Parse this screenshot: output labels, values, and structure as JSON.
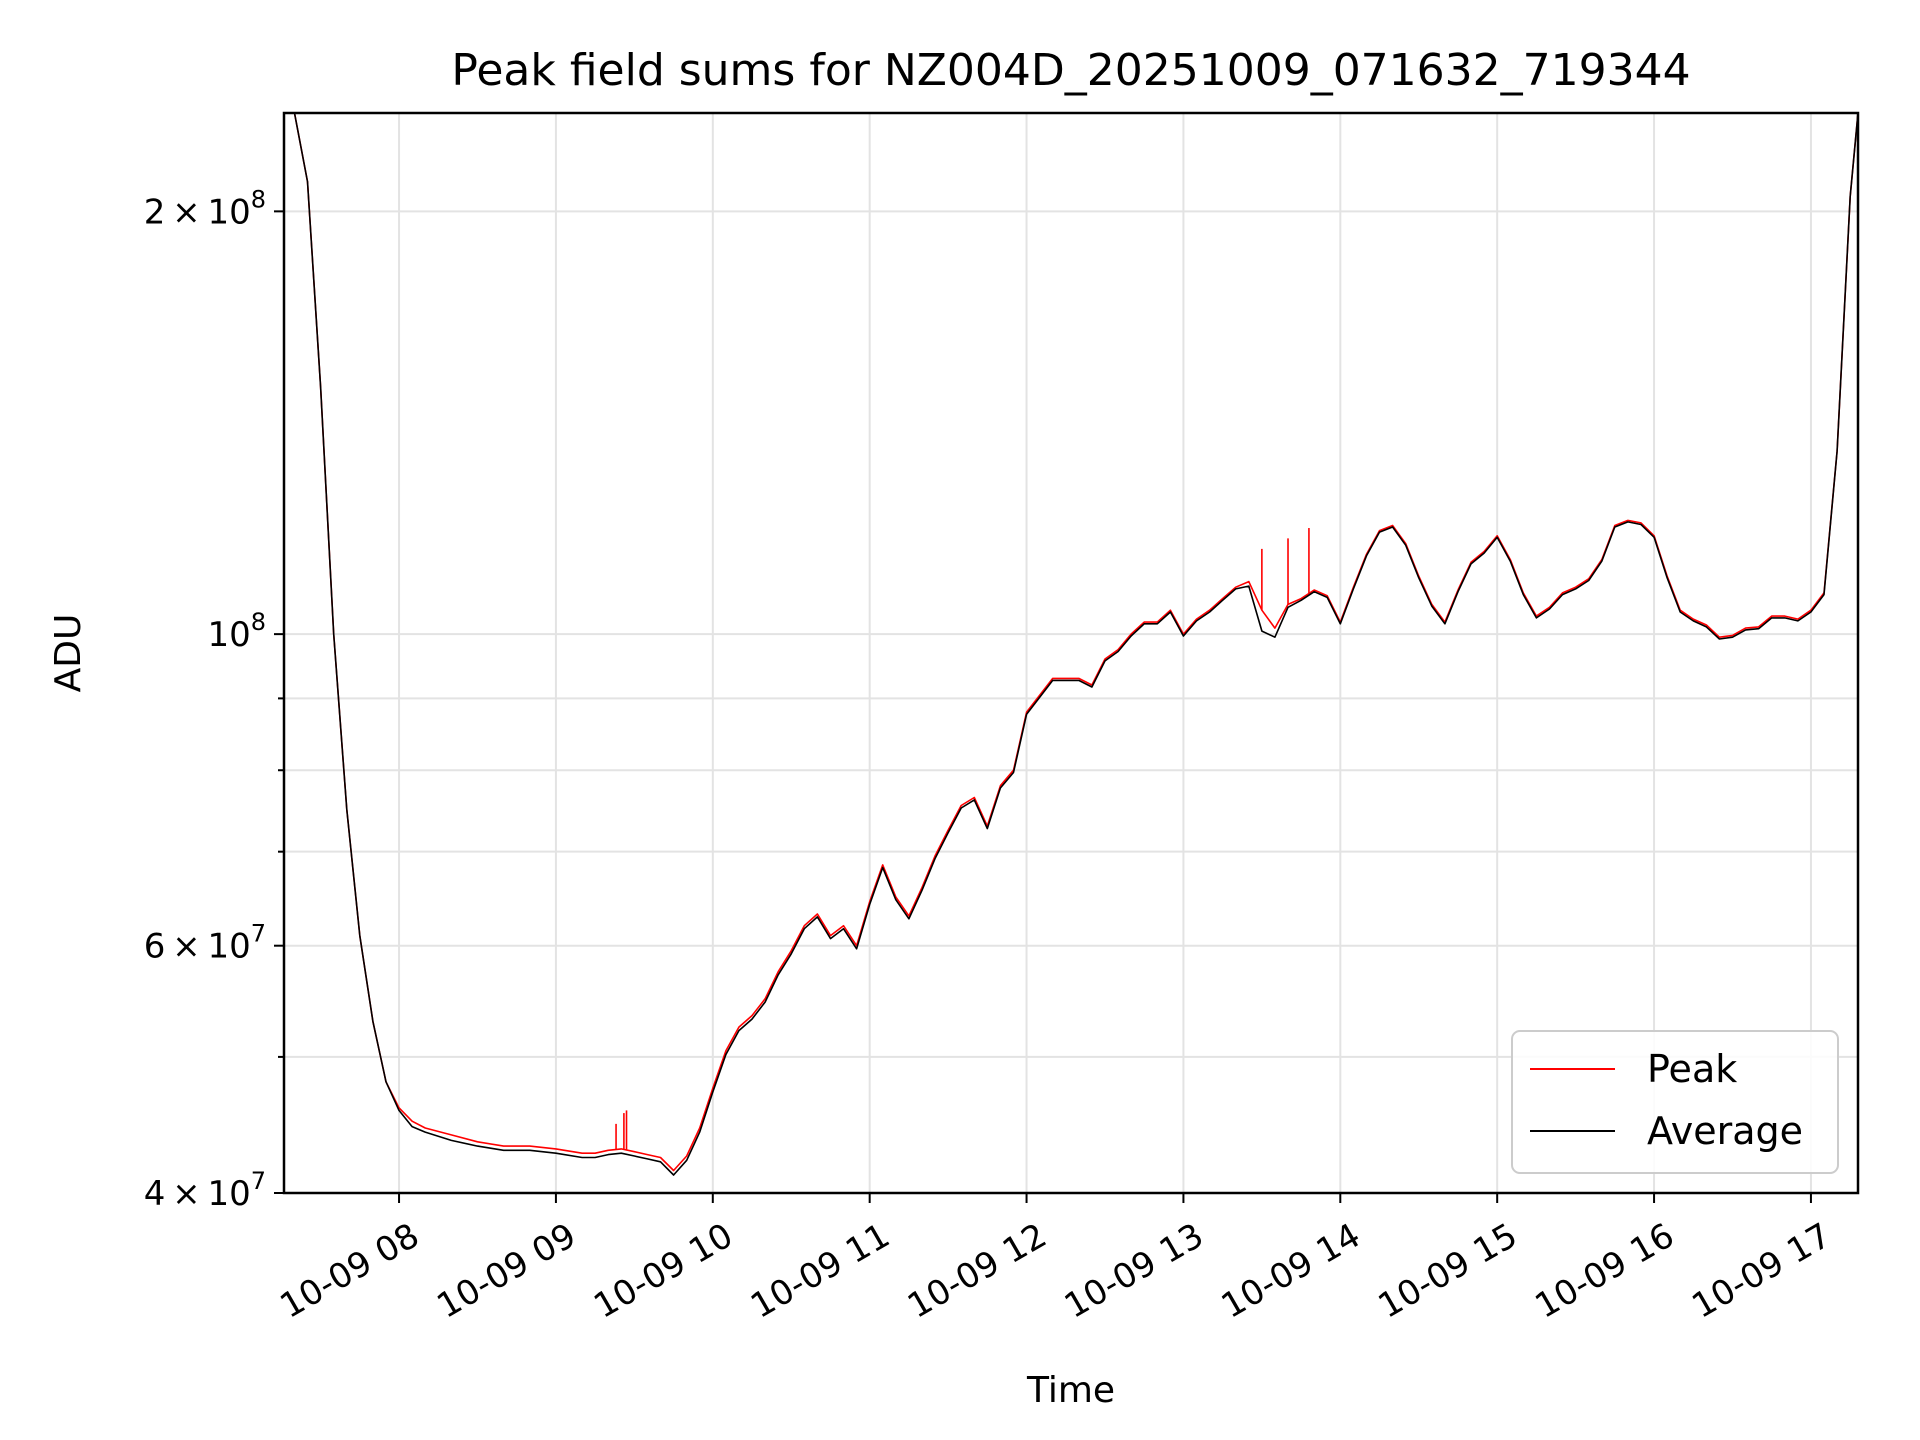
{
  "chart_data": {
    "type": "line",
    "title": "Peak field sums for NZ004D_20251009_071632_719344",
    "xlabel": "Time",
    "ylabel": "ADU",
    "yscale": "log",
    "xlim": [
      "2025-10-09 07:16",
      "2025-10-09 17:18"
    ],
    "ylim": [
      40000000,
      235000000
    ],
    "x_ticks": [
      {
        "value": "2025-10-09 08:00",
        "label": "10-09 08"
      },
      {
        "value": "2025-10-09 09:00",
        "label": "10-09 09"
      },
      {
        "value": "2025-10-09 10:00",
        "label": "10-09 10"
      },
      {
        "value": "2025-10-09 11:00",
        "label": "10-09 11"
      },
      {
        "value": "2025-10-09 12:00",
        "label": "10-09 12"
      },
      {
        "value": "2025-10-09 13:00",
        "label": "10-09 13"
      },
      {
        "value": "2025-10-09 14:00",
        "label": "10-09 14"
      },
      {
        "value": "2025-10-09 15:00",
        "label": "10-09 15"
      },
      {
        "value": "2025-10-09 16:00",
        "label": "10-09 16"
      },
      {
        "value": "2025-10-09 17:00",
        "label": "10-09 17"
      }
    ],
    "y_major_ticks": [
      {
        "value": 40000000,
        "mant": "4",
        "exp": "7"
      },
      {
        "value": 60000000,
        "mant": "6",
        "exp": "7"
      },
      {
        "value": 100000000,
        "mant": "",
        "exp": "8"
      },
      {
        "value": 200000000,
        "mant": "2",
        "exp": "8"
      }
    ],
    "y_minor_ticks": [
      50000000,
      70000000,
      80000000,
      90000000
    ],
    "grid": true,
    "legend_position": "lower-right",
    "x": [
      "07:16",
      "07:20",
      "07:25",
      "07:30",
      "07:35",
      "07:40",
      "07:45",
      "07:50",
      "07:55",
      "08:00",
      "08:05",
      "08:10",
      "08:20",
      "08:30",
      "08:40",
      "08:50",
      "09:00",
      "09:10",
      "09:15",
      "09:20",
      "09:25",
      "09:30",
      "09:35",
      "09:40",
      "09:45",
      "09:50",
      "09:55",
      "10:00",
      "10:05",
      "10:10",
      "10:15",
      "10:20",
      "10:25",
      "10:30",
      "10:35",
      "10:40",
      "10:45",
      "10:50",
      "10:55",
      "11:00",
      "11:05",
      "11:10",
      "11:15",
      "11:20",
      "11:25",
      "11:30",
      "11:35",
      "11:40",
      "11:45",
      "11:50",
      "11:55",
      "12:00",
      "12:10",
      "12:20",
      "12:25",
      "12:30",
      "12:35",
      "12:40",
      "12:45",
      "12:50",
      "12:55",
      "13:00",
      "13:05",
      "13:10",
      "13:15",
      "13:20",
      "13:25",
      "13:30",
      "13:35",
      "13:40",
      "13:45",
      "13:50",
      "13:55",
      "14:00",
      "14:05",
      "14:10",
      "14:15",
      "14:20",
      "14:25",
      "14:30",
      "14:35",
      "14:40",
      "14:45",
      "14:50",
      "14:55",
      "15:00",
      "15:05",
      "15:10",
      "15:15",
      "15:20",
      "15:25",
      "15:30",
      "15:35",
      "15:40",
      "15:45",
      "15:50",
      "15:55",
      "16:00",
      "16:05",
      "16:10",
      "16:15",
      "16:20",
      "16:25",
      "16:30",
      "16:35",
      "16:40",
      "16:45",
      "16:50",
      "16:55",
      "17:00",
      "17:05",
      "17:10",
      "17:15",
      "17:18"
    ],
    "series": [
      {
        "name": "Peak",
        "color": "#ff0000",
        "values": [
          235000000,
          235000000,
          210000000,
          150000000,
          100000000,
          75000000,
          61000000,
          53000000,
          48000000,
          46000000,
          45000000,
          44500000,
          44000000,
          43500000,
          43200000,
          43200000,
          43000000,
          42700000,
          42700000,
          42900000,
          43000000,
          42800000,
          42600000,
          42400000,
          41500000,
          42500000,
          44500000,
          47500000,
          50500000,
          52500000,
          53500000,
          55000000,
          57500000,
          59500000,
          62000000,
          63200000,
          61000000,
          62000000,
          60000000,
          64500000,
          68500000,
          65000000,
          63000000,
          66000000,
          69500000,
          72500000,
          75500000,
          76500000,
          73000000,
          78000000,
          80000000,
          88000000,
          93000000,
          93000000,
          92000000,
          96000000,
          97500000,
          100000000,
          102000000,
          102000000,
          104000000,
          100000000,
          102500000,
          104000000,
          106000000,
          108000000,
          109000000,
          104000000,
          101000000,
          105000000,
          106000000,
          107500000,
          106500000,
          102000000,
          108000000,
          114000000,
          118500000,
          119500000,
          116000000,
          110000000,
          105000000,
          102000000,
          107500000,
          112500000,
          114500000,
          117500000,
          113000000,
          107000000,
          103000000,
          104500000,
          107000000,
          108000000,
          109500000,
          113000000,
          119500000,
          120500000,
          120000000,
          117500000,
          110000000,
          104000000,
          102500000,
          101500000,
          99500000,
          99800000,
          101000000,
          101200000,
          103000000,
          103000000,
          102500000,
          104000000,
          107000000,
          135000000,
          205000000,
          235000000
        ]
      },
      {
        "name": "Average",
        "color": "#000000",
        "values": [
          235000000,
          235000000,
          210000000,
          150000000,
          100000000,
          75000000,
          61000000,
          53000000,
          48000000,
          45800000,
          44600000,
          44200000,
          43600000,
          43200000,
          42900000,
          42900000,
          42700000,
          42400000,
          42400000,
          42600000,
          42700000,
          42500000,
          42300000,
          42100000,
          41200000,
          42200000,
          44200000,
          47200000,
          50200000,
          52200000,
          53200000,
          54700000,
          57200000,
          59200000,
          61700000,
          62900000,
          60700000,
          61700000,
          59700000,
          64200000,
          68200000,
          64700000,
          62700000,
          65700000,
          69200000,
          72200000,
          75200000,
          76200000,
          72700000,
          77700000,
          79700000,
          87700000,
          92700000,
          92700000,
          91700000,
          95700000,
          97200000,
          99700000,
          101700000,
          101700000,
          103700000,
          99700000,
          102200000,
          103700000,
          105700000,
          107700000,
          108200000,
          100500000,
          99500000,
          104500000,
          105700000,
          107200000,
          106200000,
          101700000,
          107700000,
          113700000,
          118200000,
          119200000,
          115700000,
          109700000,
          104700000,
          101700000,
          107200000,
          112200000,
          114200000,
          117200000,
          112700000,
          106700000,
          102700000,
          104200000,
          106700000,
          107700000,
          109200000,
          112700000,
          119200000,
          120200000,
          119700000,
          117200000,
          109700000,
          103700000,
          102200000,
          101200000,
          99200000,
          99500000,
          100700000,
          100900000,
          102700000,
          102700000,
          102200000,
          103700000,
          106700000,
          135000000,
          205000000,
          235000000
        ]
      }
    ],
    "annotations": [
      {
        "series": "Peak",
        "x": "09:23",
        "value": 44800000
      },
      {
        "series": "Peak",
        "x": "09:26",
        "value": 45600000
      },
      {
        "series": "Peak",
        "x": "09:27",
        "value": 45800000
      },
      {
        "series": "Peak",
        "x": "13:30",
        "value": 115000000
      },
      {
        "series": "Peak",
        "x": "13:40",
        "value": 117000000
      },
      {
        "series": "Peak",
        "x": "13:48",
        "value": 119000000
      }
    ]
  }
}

========================

Omitting all images, print the listing exactly.

COMPLETE OUTPUT:
Parse this screenshot: output labels, values, and structure as JSON.
{
  "chart_data": {
    "type": "line",
    "title": "Peak field sums for NZ004D_20251009_071632_719344",
    "xlabel": "Time",
    "ylabel": "ADU",
    "yscale": "log",
    "xlim": [
      "2025-10-09 07:16",
      "2025-10-09 17:18"
    ],
    "ylim": [
      40000000,
      235000000
    ],
    "x_ticks": [
      {
        "value": "2025-10-09 08:00",
        "label": "10-09 08"
      },
      {
        "value": "2025-10-09 09:00",
        "label": "10-09 09"
      },
      {
        "value": "2025-10-09 10:00",
        "label": "10-09 10"
      },
      {
        "value": "2025-10-09 11:00",
        "label": "10-09 11"
      },
      {
        "value": "2025-10-09 12:00",
        "label": "10-09 12"
      },
      {
        "value": "2025-10-09 13:00",
        "label": "10-09 13"
      },
      {
        "value": "2025-10-09 14:00",
        "label": "10-09 14"
      },
      {
        "value": "2025-10-09 15:00",
        "label": "10-09 15"
      },
      {
        "value": "2025-10-09 16:00",
        "label": "10-09 16"
      },
      {
        "value": "2025-10-09 17:00",
        "label": "10-09 17"
      }
    ],
    "y_major_ticks": [
      {
        "value": 40000000,
        "mant": "4",
        "exp": "7"
      },
      {
        "value": 60000000,
        "mant": "6",
        "exp": "7"
      },
      {
        "value": 100000000,
        "mant": "",
        "exp": "8"
      },
      {
        "value": 200000000,
        "mant": "2",
        "exp": "8"
      }
    ],
    "y_minor_ticks": [
      50000000,
      70000000,
      80000000,
      90000000
    ],
    "grid": true,
    "legend_position": "lower-right",
    "x": [
      "07:16",
      "07:20",
      "07:25",
      "07:30",
      "07:35",
      "07:40",
      "07:45",
      "07:50",
      "07:55",
      "08:00",
      "08:05",
      "08:10",
      "08:20",
      "08:30",
      "08:40",
      "08:50",
      "09:00",
      "09:10",
      "09:15",
      "09:20",
      "09:25",
      "09:30",
      "09:35",
      "09:40",
      "09:45",
      "09:50",
      "09:55",
      "10:00",
      "10:05",
      "10:10",
      "10:15",
      "10:20",
      "10:25",
      "10:30",
      "10:35",
      "10:40",
      "10:45",
      "10:50",
      "10:55",
      "11:00",
      "11:05",
      "11:10",
      "11:15",
      "11:20",
      "11:25",
      "11:30",
      "11:35",
      "11:40",
      "11:45",
      "11:50",
      "11:55",
      "12:00",
      "12:10",
      "12:20",
      "12:25",
      "12:30",
      "12:35",
      "12:40",
      "12:45",
      "12:50",
      "12:55",
      "13:00",
      "13:05",
      "13:10",
      "13:15",
      "13:20",
      "13:25",
      "13:30",
      "13:35",
      "13:40",
      "13:45",
      "13:50",
      "13:55",
      "14:00",
      "14:05",
      "14:10",
      "14:15",
      "14:20",
      "14:25",
      "14:30",
      "14:35",
      "14:40",
      "14:45",
      "14:50",
      "14:55",
      "15:00",
      "15:05",
      "15:10",
      "15:15",
      "15:20",
      "15:25",
      "15:30",
      "15:35",
      "15:40",
      "15:45",
      "15:50",
      "15:55",
      "16:00",
      "16:05",
      "16:10",
      "16:15",
      "16:20",
      "16:25",
      "16:30",
      "16:35",
      "16:40",
      "16:45",
      "16:50",
      "16:55",
      "17:00",
      "17:05",
      "17:10",
      "17:15",
      "17:18"
    ],
    "series": [
      {
        "name": "Peak",
        "color": "#ff0000",
        "values": [
          235000000,
          235000000,
          210000000,
          150000000,
          100000000,
          75000000,
          61000000,
          53000000,
          48000000,
          46000000,
          45000000,
          44500000,
          44000000,
          43500000,
          43200000,
          43200000,
          43000000,
          42700000,
          42700000,
          42900000,
          43000000,
          42800000,
          42600000,
          42400000,
          41500000,
          42500000,
          44500000,
          47500000,
          50500000,
          52500000,
          53500000,
          55000000,
          57500000,
          59500000,
          62000000,
          63200000,
          61000000,
          62000000,
          60000000,
          64500000,
          68500000,
          65000000,
          63000000,
          66000000,
          69500000,
          72500000,
          75500000,
          76500000,
          73000000,
          78000000,
          80000000,
          88000000,
          93000000,
          93000000,
          92000000,
          96000000,
          97500000,
          100000000,
          102000000,
          102000000,
          104000000,
          100000000,
          102500000,
          104000000,
          106000000,
          108000000,
          109000000,
          104000000,
          101000000,
          105000000,
          106000000,
          107500000,
          106500000,
          102000000,
          108000000,
          114000000,
          118500000,
          119500000,
          116000000,
          110000000,
          105000000,
          102000000,
          107500000,
          112500000,
          114500000,
          117500000,
          113000000,
          107000000,
          103000000,
          104500000,
          107000000,
          108000000,
          109500000,
          113000000,
          119500000,
          120500000,
          120000000,
          117500000,
          110000000,
          104000000,
          102500000,
          101500000,
          99500000,
          99800000,
          101000000,
          101200000,
          103000000,
          103000000,
          102500000,
          104000000,
          107000000,
          135000000,
          205000000,
          235000000
        ]
      },
      {
        "name": "Average",
        "color": "#000000",
        "values": [
          235000000,
          235000000,
          210000000,
          150000000,
          100000000,
          75000000,
          61000000,
          53000000,
          48000000,
          45800000,
          44600000,
          44200000,
          43600000,
          43200000,
          42900000,
          42900000,
          42700000,
          42400000,
          42400000,
          42600000,
          42700000,
          42500000,
          42300000,
          42100000,
          41200000,
          42200000,
          44200000,
          47200000,
          50200000,
          52200000,
          53200000,
          54700000,
          57200000,
          59200000,
          61700000,
          62900000,
          60700000,
          61700000,
          59700000,
          64200000,
          68200000,
          64700000,
          62700000,
          65700000,
          69200000,
          72200000,
          75200000,
          76200000,
          72700000,
          77700000,
          79700000,
          87700000,
          92700000,
          92700000,
          91700000,
          95700000,
          97200000,
          99700000,
          101700000,
          101700000,
          103700000,
          99700000,
          102200000,
          103700000,
          105700000,
          107700000,
          108200000,
          100500000,
          99500000,
          104500000,
          105700000,
          107200000,
          106200000,
          101700000,
          107700000,
          113700000,
          118200000,
          119200000,
          115700000,
          109700000,
          104700000,
          101700000,
          107200000,
          112200000,
          114200000,
          117200000,
          112700000,
          106700000,
          102700000,
          104200000,
          106700000,
          107700000,
          109200000,
          112700000,
          119200000,
          120200000,
          119700000,
          117200000,
          109700000,
          103700000,
          102200000,
          101200000,
          99200000,
          99500000,
          100700000,
          100900000,
          102700000,
          102700000,
          102200000,
          103700000,
          106700000,
          135000000,
          205000000,
          235000000
        ]
      }
    ],
    "annotations": [
      {
        "series": "Peak",
        "x": "09:23",
        "value": 44800000
      },
      {
        "series": "Peak",
        "x": "09:26",
        "value": 45600000
      },
      {
        "series": "Peak",
        "x": "09:27",
        "value": 45800000
      },
      {
        "series": "Peak",
        "x": "13:30",
        "value": 115000000
      },
      {
        "series": "Peak",
        "x": "13:40",
        "value": 117000000
      },
      {
        "series": "Peak",
        "x": "13:48",
        "value": 119000000
      }
    ]
  }
}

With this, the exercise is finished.